═════ GIVEN DATA
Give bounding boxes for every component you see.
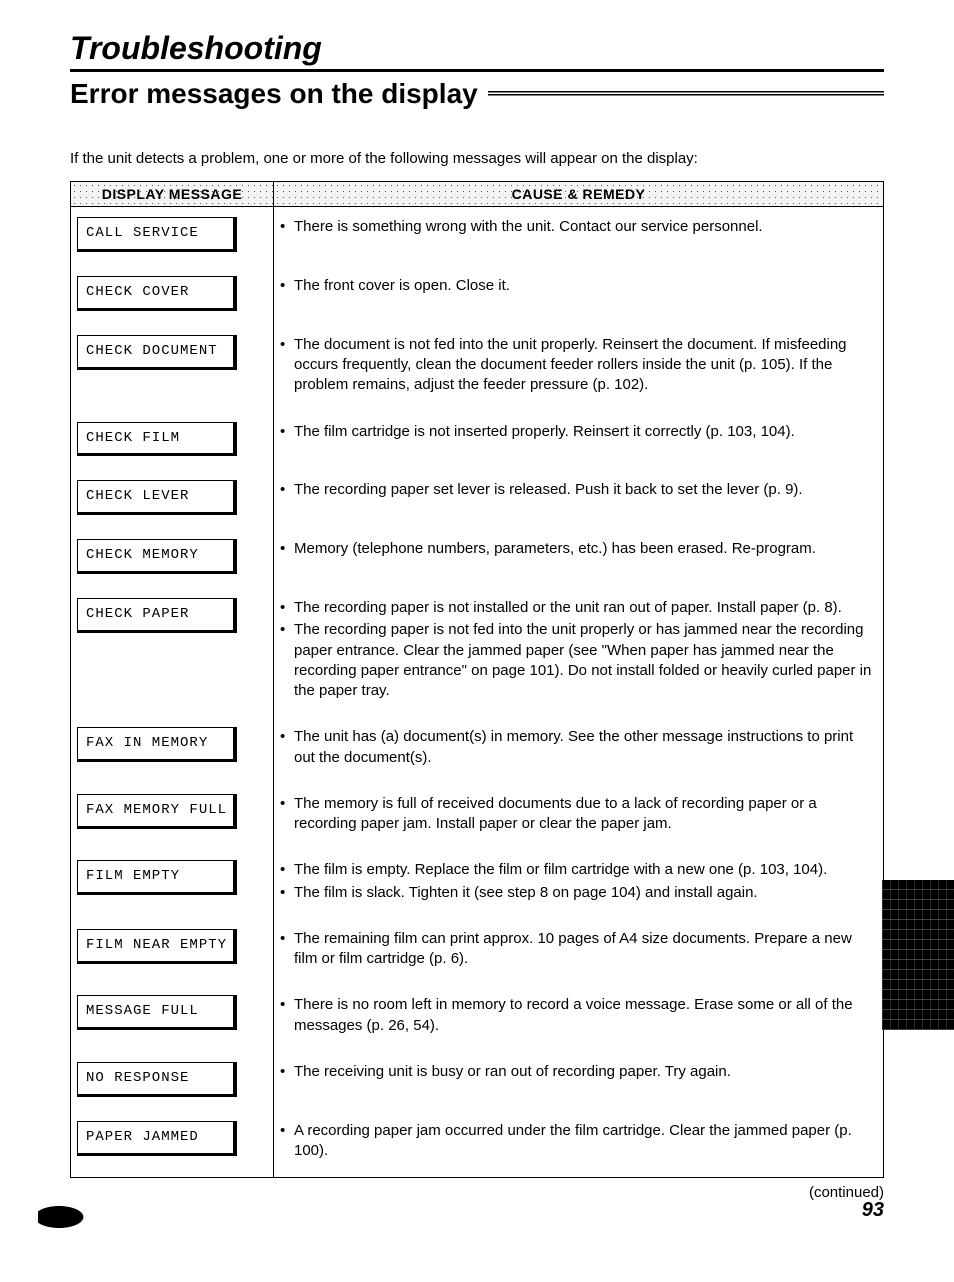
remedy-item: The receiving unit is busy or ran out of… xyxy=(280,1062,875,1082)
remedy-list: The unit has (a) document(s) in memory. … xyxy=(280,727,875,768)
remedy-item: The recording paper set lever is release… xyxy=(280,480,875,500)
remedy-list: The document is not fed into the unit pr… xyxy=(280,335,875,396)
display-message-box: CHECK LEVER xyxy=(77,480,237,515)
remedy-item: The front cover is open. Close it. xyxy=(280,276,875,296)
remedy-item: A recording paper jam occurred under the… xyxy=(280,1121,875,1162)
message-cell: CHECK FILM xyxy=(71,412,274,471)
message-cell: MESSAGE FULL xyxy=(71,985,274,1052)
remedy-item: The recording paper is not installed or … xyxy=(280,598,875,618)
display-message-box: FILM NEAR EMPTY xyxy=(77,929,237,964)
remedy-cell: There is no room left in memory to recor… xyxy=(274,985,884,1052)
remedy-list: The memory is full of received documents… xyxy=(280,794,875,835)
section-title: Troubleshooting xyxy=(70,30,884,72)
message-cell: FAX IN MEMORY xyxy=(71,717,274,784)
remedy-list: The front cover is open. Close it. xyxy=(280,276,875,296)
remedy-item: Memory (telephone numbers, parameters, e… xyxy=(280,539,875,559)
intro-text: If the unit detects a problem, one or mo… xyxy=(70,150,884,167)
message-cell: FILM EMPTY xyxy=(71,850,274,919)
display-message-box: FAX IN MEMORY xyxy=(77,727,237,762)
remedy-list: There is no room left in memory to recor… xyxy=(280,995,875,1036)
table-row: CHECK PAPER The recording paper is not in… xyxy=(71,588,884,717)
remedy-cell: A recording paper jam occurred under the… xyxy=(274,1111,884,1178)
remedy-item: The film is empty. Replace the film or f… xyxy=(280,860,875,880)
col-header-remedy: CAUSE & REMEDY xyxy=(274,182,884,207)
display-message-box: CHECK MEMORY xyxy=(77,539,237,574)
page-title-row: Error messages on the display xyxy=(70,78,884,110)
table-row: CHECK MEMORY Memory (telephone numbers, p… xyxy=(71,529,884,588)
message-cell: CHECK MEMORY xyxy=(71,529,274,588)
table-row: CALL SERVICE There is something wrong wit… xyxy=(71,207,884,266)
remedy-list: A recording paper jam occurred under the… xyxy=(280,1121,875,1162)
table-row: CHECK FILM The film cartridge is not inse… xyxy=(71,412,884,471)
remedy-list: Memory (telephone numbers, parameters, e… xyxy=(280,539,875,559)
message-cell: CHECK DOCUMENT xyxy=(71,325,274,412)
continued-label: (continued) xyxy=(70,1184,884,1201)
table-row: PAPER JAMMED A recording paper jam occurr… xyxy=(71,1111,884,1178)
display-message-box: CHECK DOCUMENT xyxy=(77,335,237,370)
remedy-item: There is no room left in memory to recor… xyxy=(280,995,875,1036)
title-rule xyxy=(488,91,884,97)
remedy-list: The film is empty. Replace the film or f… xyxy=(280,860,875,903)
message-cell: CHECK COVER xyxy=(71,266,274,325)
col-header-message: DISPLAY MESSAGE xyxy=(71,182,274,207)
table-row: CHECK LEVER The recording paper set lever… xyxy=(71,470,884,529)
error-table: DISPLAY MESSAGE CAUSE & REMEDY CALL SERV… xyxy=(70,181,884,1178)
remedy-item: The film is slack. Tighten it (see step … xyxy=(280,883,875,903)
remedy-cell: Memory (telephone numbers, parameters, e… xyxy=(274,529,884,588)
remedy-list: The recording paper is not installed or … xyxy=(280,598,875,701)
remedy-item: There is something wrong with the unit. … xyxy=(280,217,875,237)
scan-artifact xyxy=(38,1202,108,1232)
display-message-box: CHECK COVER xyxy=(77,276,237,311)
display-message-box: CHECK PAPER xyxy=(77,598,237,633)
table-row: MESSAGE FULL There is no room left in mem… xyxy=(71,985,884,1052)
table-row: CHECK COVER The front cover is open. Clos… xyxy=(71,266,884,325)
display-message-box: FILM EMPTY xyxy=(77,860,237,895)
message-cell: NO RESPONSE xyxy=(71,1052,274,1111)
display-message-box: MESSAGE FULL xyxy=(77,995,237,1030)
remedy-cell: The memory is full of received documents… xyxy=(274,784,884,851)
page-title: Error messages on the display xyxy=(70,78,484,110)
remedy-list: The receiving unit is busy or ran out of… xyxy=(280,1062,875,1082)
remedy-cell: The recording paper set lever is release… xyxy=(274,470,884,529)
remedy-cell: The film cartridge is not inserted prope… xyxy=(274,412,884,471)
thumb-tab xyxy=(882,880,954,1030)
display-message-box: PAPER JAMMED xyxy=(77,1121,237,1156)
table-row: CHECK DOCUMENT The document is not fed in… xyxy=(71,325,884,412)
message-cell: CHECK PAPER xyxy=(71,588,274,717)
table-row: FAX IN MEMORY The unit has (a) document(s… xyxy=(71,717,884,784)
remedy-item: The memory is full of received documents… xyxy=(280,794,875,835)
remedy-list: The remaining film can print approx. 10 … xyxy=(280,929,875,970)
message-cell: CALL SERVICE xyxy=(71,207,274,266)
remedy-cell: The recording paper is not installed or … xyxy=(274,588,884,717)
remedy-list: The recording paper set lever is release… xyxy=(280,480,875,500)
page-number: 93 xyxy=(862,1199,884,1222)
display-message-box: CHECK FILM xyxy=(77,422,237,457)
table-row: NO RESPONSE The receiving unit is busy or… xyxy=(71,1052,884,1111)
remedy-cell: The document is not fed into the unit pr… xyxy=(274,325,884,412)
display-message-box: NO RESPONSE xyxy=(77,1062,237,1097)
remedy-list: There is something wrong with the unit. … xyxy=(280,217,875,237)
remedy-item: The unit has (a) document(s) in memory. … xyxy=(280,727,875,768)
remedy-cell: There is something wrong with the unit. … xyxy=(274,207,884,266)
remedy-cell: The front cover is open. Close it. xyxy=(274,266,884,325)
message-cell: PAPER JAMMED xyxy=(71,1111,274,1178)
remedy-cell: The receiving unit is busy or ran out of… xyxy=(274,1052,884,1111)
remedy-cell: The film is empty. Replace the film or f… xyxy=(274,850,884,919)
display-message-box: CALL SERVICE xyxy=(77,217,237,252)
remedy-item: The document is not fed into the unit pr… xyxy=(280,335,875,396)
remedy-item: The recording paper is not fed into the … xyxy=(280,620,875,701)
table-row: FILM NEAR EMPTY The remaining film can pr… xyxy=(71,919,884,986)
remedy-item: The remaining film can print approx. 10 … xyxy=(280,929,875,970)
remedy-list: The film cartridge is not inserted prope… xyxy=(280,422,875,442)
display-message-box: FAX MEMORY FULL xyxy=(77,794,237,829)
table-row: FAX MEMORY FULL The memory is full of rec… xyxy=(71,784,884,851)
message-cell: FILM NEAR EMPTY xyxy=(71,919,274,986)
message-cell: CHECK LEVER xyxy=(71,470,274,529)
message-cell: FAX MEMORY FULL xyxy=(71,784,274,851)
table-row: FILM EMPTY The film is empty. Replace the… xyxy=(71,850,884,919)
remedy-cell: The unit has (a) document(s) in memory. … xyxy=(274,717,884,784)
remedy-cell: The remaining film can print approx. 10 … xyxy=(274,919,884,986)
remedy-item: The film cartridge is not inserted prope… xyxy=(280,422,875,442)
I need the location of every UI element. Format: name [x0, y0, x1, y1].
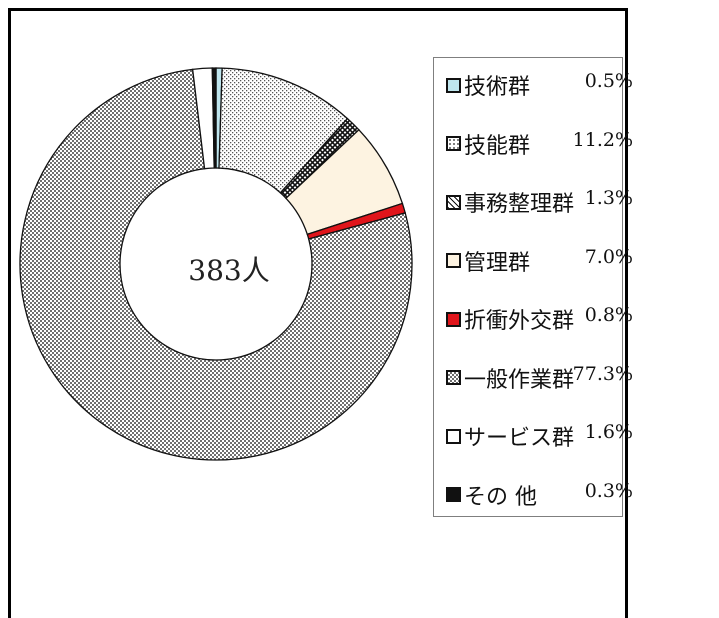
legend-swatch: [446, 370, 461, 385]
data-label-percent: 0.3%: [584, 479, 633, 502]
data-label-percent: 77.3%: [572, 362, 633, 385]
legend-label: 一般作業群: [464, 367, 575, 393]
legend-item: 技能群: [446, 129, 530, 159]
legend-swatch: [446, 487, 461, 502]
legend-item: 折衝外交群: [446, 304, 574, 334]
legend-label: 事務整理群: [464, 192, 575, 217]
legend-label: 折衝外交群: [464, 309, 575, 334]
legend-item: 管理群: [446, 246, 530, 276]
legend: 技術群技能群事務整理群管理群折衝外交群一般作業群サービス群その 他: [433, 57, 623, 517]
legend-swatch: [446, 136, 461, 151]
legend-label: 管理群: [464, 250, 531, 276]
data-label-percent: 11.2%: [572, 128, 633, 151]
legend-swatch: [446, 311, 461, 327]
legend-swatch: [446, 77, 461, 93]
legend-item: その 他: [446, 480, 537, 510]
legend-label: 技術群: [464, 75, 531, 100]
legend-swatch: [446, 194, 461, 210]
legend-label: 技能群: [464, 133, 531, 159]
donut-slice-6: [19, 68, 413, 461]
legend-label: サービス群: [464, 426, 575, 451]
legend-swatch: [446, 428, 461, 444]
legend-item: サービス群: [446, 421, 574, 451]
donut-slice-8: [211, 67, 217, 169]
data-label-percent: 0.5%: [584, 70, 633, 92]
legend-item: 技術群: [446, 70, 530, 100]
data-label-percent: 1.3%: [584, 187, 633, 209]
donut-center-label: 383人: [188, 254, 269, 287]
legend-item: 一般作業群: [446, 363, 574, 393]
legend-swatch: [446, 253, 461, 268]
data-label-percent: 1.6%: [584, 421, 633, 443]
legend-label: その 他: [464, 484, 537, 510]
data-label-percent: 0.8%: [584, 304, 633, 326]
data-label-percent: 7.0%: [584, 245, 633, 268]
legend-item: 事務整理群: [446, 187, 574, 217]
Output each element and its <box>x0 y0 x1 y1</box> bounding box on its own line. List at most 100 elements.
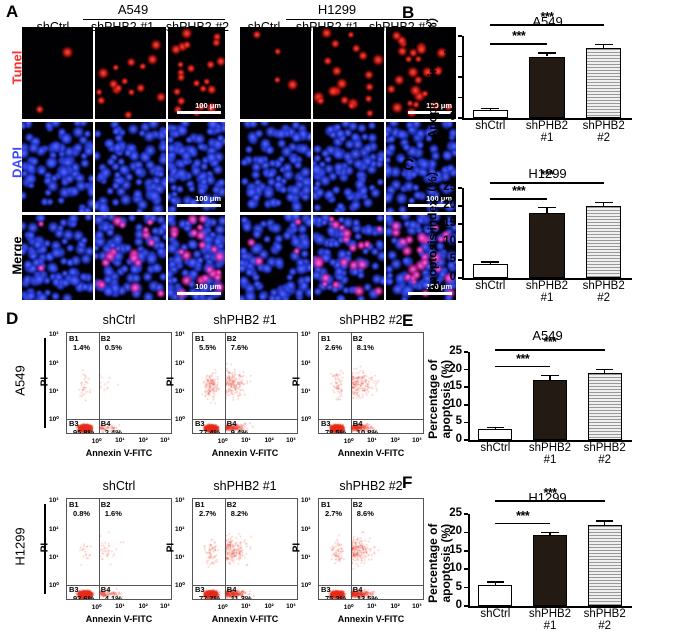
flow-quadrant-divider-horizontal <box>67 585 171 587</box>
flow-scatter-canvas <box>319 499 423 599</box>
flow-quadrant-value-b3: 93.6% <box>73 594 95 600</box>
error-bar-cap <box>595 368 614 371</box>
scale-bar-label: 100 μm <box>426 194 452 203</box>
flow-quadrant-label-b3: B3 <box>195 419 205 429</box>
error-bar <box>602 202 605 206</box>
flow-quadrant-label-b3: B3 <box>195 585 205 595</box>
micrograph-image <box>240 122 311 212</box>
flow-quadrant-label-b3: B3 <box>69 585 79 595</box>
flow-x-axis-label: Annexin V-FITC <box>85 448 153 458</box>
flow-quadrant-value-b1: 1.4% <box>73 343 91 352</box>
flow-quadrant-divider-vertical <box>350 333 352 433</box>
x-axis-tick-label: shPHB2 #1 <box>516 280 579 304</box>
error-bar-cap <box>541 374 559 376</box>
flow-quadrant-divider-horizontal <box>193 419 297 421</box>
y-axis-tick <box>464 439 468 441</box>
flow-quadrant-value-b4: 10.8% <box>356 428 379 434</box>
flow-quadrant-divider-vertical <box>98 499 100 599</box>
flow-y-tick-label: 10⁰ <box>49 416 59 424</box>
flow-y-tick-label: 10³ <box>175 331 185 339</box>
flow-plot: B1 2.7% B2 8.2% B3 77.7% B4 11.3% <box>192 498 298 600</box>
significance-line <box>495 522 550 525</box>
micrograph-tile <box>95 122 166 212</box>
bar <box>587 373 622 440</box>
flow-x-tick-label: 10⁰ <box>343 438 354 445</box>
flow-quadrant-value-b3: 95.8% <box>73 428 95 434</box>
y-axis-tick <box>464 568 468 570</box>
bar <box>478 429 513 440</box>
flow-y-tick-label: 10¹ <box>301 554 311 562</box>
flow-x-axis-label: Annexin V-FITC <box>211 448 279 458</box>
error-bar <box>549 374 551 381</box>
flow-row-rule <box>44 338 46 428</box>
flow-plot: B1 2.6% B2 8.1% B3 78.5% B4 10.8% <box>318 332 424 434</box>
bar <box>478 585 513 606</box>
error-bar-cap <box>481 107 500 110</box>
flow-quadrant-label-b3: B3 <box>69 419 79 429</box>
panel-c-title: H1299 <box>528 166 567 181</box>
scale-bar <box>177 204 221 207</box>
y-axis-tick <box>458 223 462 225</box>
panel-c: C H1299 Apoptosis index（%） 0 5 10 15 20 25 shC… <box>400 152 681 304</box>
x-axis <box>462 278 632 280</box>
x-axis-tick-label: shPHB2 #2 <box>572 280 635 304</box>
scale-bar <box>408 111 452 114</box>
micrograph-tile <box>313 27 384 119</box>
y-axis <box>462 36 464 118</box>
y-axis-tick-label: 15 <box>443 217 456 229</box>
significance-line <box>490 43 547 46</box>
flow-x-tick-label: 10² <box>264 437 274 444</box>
══════════
_EXERCISE PROMPT_:
Reproduce the item lines verbatim, starting with the line that contains "legend-swatch: [446, 370, 461, 385]" and ending with the line that contains "legend-label: サービス群: [464, 426, 575, 451]", both included.

_RESULT OF THIS EXERCISE_:
legend-swatch: [446, 370, 461, 385]
data-label-percent: 0.3%: [584, 479, 633, 502]
data-label-percent: 77.3%: [572, 362, 633, 385]
legend-label: 一般作業群: [464, 367, 575, 393]
legend-item: 技能群: [446, 129, 530, 159]
legend-swatch: [446, 487, 461, 502]
legend-item: 折衝外交群: [446, 304, 574, 334]
legend-label: 事務整理群: [464, 192, 575, 217]
legend-label: 折衝外交群: [464, 309, 575, 334]
legend-item: 管理群: [446, 246, 530, 276]
legend: 技術群技能群事務整理群管理群折衝外交群一般作業群サービス群その 他: [433, 57, 623, 517]
legend-swatch: [446, 136, 461, 151]
legend-label: 管理群: [464, 250, 531, 276]
data-label-percent: 11.2%: [572, 128, 633, 151]
legend-swatch: [446, 311, 461, 327]
legend-swatch: [446, 77, 461, 93]
legend-item: その 他: [446, 480, 537, 510]
legend-label: 技術群: [464, 75, 531, 100]
legend-swatch: [446, 194, 461, 210]
legend-label: 技能群: [464, 133, 531, 159]
donut-slice-6: [19, 68, 413, 461]
legend-label: サービス群: [464, 426, 575, 451]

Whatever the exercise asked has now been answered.